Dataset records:
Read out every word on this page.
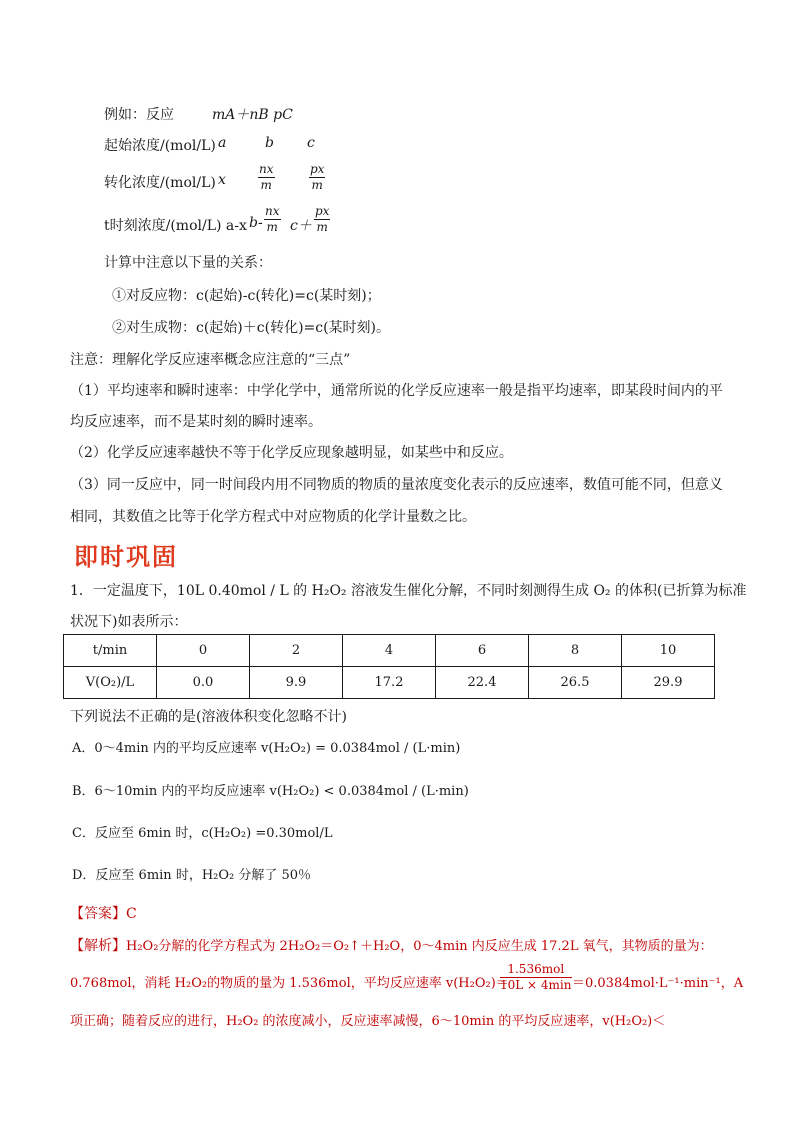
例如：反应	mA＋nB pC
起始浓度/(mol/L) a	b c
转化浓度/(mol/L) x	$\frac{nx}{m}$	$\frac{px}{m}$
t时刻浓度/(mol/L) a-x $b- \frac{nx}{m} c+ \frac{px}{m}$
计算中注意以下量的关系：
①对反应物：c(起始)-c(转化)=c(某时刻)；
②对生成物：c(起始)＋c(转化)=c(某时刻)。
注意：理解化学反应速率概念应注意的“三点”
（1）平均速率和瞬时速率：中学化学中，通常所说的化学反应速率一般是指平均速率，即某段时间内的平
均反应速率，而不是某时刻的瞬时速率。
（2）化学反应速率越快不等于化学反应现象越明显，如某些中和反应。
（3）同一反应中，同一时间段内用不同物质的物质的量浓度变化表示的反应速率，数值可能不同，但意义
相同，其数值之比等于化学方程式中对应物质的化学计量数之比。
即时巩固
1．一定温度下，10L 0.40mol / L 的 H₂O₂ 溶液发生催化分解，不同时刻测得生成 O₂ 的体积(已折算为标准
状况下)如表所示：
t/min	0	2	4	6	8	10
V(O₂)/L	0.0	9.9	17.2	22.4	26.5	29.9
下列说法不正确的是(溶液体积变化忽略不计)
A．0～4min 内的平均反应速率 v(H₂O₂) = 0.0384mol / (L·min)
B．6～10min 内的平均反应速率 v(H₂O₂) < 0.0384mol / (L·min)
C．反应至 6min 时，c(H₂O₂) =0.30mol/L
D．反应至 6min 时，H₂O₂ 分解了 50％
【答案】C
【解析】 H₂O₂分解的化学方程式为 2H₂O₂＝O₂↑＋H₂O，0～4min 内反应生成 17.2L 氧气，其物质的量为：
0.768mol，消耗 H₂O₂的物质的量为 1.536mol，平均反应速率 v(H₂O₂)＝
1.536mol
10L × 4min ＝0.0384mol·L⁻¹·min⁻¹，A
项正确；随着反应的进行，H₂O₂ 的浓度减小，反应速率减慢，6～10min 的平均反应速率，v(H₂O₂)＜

__Work instructions__. Each entry above should be reproduced exactly, with the pictures removed.

__Output for this exercise__.
Read out every word on this page.
例如：反应	mA＋nB pC
起始浓度/(mol/L) a	b c
转化浓度/(mol/L) x	$\frac{nx}{m}$	$\frac{px}{m}$
t时刻浓度/(mol/L) a-x $b- \frac{nx}{m} c+ \frac{px}{m}$
计算中注意以下量的关系：
①对反应物：c(起始)-c(转化)=c(某时刻)；
②对生成物：c(起始)＋c(转化)=c(某时刻)。
注意：理解化学反应速率概念应注意的“三点”
（1）平均速率和瞬时速率：中学化学中，通常所说的化学反应速率一般是指平均速率，即某段时间内的平
均反应速率，而不是某时刻的瞬时速率。
（2）化学反应速率越快不等于化学反应现象越明显，如某些中和反应。
（3）同一反应中，同一时间段内用不同物质的物质的量浓度变化表示的反应速率，数值可能不同，但意义
相同，其数值之比等于化学方程式中对应物质的化学计量数之比。
即时巩固
1．一定温度下，10L 0.40mol / L 的 H₂O₂ 溶液发生催化分解，不同时刻测得生成 O₂ 的体积(已折算为标准
状况下)如表所示：
t/min	0	2	4	6	8	10
V(O₂)/L	0.0	9.9	17.2	22.4	26.5	29.9
下列说法不正确的是(溶液体积变化忽略不计)
A．0～4min 内的平均反应速率 v(H₂O₂) = 0.0384mol / (L·min)
B．6～10min 内的平均反应速率 v(H₂O₂) < 0.0384mol / (L·min)
C．反应至 6min 时，c(H₂O₂) =0.30mol/L
D．反应至 6min 时，H₂O₂ 分解了 50％
【答案】C
【解析】 H₂O₂分解的化学方程式为 2H₂O₂＝O₂↑＋H₂O，0～4min 内反应生成 17.2L 氧气，其物质的量为：
0.768mol，消耗 H₂O₂的物质的量为 1.536mol，平均反应速率 v(H₂O₂)＝
1.536mol
10L × 4min ＝0.0384mol·L⁻¹·min⁻¹，A
项正确；随着反应的进行，H₂O₂ 的浓度减小，反应速率减慢，6～10min 的平均反应速率，v(H₂O₂)＜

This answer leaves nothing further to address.